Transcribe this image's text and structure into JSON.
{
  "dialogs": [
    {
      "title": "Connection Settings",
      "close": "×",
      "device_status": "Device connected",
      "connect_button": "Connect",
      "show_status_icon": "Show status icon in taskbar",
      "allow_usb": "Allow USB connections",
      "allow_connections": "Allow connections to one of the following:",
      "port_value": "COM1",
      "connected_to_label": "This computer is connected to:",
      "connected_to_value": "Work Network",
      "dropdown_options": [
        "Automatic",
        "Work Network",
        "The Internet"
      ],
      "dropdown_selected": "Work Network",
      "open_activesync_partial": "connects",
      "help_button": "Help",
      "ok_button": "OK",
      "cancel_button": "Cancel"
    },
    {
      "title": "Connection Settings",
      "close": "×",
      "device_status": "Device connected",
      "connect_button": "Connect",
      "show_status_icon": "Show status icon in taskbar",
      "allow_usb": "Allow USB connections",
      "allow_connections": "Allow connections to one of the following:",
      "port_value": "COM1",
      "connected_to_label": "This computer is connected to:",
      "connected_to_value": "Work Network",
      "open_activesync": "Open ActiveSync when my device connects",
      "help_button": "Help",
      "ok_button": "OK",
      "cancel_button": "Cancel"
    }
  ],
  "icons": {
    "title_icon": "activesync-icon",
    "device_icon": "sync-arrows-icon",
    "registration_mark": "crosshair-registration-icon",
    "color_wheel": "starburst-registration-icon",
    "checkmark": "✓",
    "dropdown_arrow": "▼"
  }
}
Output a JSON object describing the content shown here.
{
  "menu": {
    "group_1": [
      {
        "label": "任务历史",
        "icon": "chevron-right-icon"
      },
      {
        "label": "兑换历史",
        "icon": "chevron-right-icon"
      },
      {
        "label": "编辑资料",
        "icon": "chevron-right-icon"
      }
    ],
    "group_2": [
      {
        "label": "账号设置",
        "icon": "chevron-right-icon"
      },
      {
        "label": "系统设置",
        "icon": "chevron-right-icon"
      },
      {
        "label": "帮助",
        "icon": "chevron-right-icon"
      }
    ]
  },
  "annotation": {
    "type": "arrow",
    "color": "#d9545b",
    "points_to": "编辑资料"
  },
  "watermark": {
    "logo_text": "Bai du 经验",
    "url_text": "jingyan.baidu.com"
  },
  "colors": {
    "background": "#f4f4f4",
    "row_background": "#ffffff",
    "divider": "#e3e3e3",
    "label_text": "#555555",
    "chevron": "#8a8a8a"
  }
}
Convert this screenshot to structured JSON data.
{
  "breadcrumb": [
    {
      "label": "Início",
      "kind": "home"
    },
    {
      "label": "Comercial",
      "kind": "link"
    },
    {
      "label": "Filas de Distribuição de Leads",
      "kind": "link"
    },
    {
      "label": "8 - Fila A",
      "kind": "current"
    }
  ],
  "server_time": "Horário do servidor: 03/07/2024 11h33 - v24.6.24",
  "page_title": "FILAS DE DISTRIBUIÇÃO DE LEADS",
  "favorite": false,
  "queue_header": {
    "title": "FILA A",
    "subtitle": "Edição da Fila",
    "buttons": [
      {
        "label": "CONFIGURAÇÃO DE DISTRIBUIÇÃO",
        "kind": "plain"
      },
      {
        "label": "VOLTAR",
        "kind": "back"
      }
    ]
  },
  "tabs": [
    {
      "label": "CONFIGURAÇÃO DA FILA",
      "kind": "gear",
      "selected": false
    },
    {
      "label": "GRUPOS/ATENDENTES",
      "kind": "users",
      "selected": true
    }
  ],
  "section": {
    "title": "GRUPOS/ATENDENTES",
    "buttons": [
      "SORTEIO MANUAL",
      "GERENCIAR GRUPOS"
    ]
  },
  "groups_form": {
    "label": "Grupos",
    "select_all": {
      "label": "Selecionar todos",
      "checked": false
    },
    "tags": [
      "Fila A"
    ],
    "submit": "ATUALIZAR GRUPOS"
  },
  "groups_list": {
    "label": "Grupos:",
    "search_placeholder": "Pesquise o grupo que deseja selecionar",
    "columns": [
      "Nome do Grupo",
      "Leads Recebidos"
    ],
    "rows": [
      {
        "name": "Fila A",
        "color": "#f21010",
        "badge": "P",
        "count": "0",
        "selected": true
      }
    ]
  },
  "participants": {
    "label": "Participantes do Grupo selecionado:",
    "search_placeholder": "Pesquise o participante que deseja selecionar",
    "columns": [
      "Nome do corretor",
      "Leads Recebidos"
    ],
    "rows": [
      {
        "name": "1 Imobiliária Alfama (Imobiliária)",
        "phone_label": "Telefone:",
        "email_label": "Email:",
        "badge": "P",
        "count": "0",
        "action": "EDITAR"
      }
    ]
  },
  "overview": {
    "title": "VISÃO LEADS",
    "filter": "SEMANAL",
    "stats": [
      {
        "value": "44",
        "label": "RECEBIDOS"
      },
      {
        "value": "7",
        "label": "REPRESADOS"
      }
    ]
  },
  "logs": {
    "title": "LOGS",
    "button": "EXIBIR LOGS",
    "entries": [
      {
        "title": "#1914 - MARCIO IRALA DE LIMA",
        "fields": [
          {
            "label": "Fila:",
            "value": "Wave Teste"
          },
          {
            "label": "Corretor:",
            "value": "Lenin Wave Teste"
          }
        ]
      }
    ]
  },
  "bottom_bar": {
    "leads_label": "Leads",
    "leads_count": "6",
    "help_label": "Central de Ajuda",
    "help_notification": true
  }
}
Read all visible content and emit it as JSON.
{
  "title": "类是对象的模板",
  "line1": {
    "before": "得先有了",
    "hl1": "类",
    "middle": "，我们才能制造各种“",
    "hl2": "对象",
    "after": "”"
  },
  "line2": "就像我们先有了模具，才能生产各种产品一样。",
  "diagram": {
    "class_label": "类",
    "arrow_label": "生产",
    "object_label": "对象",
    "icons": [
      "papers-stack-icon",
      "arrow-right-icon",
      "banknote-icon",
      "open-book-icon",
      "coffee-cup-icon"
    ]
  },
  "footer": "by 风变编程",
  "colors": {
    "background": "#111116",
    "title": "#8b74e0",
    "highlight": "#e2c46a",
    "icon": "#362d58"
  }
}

* [Do this]: In the entries above, find every line with the word "name" and list it.

* [Solved problem]:
        "name": "Fila A",
        "name": "1 Imobiliária Alfama (Imobiliária)",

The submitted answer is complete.